§ **Material provided**

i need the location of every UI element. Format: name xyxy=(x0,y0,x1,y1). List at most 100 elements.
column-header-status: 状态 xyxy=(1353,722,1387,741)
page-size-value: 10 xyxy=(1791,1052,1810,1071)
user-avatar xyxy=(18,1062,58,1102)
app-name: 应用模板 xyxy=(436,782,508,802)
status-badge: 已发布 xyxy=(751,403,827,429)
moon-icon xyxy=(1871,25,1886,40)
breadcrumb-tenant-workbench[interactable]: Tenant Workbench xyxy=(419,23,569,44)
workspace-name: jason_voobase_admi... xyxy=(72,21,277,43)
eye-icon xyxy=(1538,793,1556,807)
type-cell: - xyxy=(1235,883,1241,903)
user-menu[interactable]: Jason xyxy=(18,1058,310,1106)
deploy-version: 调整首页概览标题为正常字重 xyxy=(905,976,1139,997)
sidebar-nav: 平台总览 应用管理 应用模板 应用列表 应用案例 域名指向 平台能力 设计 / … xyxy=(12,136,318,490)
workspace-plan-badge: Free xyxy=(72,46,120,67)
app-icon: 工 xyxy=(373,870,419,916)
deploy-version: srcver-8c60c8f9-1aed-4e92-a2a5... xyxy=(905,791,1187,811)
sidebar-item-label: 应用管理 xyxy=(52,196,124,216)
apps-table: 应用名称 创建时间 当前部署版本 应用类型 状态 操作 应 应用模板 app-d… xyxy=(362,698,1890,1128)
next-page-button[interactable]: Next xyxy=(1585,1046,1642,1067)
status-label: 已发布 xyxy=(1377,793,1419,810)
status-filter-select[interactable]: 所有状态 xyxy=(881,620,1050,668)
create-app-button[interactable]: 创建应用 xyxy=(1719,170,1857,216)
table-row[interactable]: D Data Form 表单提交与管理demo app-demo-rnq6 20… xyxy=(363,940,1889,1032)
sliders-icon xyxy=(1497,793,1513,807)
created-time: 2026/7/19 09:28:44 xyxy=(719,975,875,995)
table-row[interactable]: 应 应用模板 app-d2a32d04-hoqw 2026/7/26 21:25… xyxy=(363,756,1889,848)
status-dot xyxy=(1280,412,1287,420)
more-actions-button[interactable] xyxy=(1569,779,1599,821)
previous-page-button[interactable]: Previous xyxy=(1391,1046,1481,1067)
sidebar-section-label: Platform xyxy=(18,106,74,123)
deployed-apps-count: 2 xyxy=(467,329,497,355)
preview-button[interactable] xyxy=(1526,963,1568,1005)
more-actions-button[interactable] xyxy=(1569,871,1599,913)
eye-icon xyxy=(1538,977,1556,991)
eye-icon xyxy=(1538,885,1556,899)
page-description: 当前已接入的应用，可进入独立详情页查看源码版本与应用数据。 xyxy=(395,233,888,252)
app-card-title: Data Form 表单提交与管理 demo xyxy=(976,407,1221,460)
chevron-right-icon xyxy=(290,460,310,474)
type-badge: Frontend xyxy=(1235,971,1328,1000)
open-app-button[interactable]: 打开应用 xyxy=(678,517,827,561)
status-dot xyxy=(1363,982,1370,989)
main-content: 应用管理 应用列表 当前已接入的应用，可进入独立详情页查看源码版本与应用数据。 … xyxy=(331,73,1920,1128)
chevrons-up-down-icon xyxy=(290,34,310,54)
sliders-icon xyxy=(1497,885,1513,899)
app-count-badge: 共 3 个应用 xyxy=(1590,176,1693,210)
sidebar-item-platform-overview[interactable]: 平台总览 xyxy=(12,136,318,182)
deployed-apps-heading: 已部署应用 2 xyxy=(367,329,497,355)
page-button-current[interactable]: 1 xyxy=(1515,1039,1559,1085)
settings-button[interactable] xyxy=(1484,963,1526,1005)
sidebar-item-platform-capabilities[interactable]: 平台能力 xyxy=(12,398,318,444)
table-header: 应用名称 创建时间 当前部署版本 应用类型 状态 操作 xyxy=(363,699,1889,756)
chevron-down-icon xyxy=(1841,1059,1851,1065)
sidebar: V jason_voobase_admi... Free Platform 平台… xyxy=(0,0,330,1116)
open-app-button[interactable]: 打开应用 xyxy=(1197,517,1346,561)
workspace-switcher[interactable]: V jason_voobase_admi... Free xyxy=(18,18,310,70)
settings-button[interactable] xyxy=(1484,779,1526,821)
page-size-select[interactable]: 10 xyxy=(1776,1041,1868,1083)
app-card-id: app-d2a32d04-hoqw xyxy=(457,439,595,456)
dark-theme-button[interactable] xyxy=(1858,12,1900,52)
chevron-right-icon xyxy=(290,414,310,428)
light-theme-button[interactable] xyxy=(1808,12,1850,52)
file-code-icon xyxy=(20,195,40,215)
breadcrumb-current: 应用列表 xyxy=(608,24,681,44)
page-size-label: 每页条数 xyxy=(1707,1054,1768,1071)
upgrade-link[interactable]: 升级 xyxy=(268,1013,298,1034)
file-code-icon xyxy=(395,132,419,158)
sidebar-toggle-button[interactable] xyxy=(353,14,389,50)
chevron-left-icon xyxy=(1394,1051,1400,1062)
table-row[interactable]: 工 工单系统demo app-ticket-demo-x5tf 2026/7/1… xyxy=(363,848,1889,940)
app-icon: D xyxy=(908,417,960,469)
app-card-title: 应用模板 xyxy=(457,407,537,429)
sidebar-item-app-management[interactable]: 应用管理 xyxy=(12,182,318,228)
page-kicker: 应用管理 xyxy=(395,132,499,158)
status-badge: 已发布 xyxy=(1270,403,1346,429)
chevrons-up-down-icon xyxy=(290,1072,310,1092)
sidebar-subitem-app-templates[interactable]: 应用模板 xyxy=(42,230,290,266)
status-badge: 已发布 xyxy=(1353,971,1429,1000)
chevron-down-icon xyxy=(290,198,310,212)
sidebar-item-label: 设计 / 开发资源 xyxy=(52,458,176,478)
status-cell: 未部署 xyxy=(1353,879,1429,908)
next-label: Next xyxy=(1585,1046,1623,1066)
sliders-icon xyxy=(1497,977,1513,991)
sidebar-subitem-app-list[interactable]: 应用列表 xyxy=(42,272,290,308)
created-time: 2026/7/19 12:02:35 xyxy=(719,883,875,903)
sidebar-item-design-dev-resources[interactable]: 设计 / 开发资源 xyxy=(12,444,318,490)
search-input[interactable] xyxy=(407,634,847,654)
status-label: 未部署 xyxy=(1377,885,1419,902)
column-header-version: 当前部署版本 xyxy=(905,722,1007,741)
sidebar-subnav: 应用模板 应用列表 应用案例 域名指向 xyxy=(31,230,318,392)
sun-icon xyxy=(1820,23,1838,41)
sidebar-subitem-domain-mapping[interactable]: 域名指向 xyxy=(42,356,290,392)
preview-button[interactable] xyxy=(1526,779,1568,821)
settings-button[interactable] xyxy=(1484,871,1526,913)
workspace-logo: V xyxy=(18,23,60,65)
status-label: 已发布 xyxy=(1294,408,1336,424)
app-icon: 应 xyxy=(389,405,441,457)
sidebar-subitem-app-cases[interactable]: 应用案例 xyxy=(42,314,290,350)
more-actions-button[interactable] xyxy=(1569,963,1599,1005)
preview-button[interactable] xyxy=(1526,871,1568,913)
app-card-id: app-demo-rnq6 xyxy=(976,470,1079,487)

§ **Job**
Copy every line of the material above character for character, without changing anything.

§ **Written solution**
i need the location of every UI element. Format: name xyxy=(x0,y0,x1,y1). List at most 100 elements.
column-header-status: 状态 xyxy=(1353,722,1387,741)
page-size-value: 10 xyxy=(1791,1052,1810,1071)
user-avatar xyxy=(18,1062,58,1102)
app-name: 应用模板 xyxy=(436,782,508,802)
status-badge: 已发布 xyxy=(751,403,827,429)
moon-icon xyxy=(1871,25,1886,40)
breadcrumb-tenant-workbench[interactable]: Tenant Workbench xyxy=(419,23,569,44)
workspace-name: jason_voobase_admi... xyxy=(72,21,277,43)
eye-icon xyxy=(1538,793,1556,807)
type-cell: - xyxy=(1235,883,1241,903)
user-menu[interactable]: Jason xyxy=(18,1058,310,1106)
deploy-version: 调整首页概览标题为正常字重 xyxy=(905,976,1139,997)
sidebar-nav: 平台总览 应用管理 应用模板 应用列表 应用案例 域名指向 平台能力 设计 / … xyxy=(12,136,318,490)
workspace-plan-badge: Free xyxy=(72,46,120,67)
app-icon: 工 xyxy=(373,870,419,916)
deploy-version: srcver-8c60c8f9-1aed-4e92-a2a5... xyxy=(905,791,1187,811)
sidebar-item-label: 应用管理 xyxy=(52,196,124,216)
apps-table: 应用名称 创建时间 当前部署版本 应用类型 状态 操作 应 应用模板 app-d… xyxy=(362,698,1890,1128)
next-page-button[interactable]: Next xyxy=(1585,1046,1642,1067)
status-label: 已发布 xyxy=(1377,793,1419,810)
status-filter-select[interactable]: 所有状态 xyxy=(881,620,1050,668)
create-app-button[interactable]: 创建应用 xyxy=(1719,170,1857,216)
table-row[interactable]: D Data Form 表单提交与管理demo app-demo-rnq6 20… xyxy=(363,940,1889,1032)
sliders-icon xyxy=(1497,793,1513,807)
created-time: 2026/7/19 09:28:44 xyxy=(719,975,875,995)
table-row[interactable]: 应 应用模板 app-d2a32d04-hoqw 2026/7/26 21:25… xyxy=(363,756,1889,848)
status-dot xyxy=(1280,412,1287,420)
more-actions-button[interactable] xyxy=(1569,779,1599,821)
previous-page-button[interactable]: Previous xyxy=(1391,1046,1481,1067)
sidebar-section-label: Platform xyxy=(18,106,74,123)
deployed-apps-count: 2 xyxy=(467,329,497,355)
preview-button[interactable] xyxy=(1526,963,1568,1005)
more-actions-button[interactable] xyxy=(1569,871,1599,913)
eye-icon xyxy=(1538,977,1556,991)
eye-icon xyxy=(1538,885,1556,899)
page-description: 当前已接入的应用，可进入独立详情页查看源码版本与应用数据。 xyxy=(395,233,888,252)
app-card-title: Data Form 表单提交与管理 demo xyxy=(976,407,1221,460)
chevron-right-icon xyxy=(290,460,310,474)
type-badge: Frontend xyxy=(1235,971,1328,1000)
open-app-button[interactable]: 打开应用 xyxy=(678,517,827,561)
status-dot xyxy=(1363,982,1370,989)
main-content: 应用管理 应用列表 当前已接入的应用，可进入独立详情页查看源码版本与应用数据。 … xyxy=(331,73,1920,1128)
chevrons-up-down-icon xyxy=(290,34,310,54)
sliders-icon xyxy=(1497,885,1513,899)
app-count-badge: 共 3 个应用 xyxy=(1590,176,1693,210)
sidebar-item-platform-overview[interactable]: 平台总览 xyxy=(12,136,318,182)
deployed-apps-heading: 已部署应用 2 xyxy=(367,329,497,355)
page-button-current[interactable]: 1 xyxy=(1515,1039,1559,1085)
settings-button[interactable] xyxy=(1484,963,1526,1005)
sidebar-item-platform-capabilities[interactable]: 平台能力 xyxy=(12,398,318,444)
table-header: 应用名称 创建时间 当前部署版本 应用类型 状态 操作 xyxy=(363,699,1889,756)
chevron-down-icon xyxy=(1841,1059,1851,1065)
sidebar: V jason_voobase_admi... Free Platform 平台… xyxy=(0,0,330,1116)
open-app-button[interactable]: 打开应用 xyxy=(1197,517,1346,561)
workspace-switcher[interactable]: V jason_voobase_admi... Free xyxy=(18,18,310,70)
settings-button[interactable] xyxy=(1484,779,1526,821)
page-size-select[interactable]: 10 xyxy=(1776,1041,1868,1083)
app-card-id: app-d2a32d04-hoqw xyxy=(457,439,595,456)
dark-theme-button[interactable] xyxy=(1858,12,1900,52)
chevron-right-icon xyxy=(290,414,310,428)
light-theme-button[interactable] xyxy=(1808,12,1850,52)
file-code-icon xyxy=(20,195,40,215)
breadcrumb-current: 应用列表 xyxy=(608,24,681,44)
page-size-label: 每页条数 xyxy=(1707,1054,1768,1071)
upgrade-link[interactable]: 升级 xyxy=(268,1013,298,1034)
file-code-icon xyxy=(395,132,419,158)
sidebar-toggle-button[interactable] xyxy=(353,14,389,50)
chevron-left-icon xyxy=(1394,1051,1400,1062)
table-row[interactable]: 工 工单系统demo app-ticket-demo-x5tf 2026/7/1… xyxy=(363,848,1889,940)
app-icon: D xyxy=(908,417,960,469)
app-card-title: 应用模板 xyxy=(457,407,537,429)
sidebar-item-app-management[interactable]: 应用管理 xyxy=(12,182,318,228)
page-kicker: 应用管理 xyxy=(395,132,499,158)
status-badge: 已发布 xyxy=(1270,403,1346,429)
chevrons-up-down-icon xyxy=(290,1072,310,1092)
sidebar-subitem-app-templates[interactable]: 应用模板 xyxy=(42,230,290,266)
status-badge: 已发布 xyxy=(1353,971,1429,1000)
chevron-down-icon xyxy=(290,198,310,212)
sidebar-item-label: 设计 / 开发资源 xyxy=(52,458,176,478)
status-cell: 未部署 xyxy=(1353,879,1429,908)
next-label: Next xyxy=(1585,1046,1623,1066)
sliders-icon xyxy=(1497,977,1513,991)
sidebar-subitem-app-list[interactable]: 应用列表 xyxy=(42,272,290,308)
created-time: 2026/7/19 12:02:35 xyxy=(719,883,875,903)
sidebar-item-design-dev-resources[interactable]: 设计 / 开发资源 xyxy=(12,444,318,490)
search-input[interactable] xyxy=(407,634,847,654)
status-label: 未部署 xyxy=(1377,885,1419,902)
column-header-version: 当前部署版本 xyxy=(905,722,1007,741)
sidebar-subnav: 应用模板 应用列表 应用案例 域名指向 xyxy=(31,230,318,392)
sun-icon xyxy=(1820,23,1838,41)
sidebar-subitem-domain-mapping[interactable]: 域名指向 xyxy=(42,356,290,392)
preview-button[interactable] xyxy=(1526,779,1568,821)
settings-button[interactable] xyxy=(1484,871,1526,913)
workspace-logo: V xyxy=(18,23,60,65)
status-label: 已发布 xyxy=(1294,408,1336,424)
app-icon: 应 xyxy=(389,405,441,457)
sidebar-subitem-app-cases[interactable]: 应用案例 xyxy=(42,314,290,350)
more-actions-button[interactable] xyxy=(1569,963,1599,1005)
preview-button[interactable] xyxy=(1526,871,1568,913)
app-card-id: app-demo-rnq6 xyxy=(976,470,1079,487)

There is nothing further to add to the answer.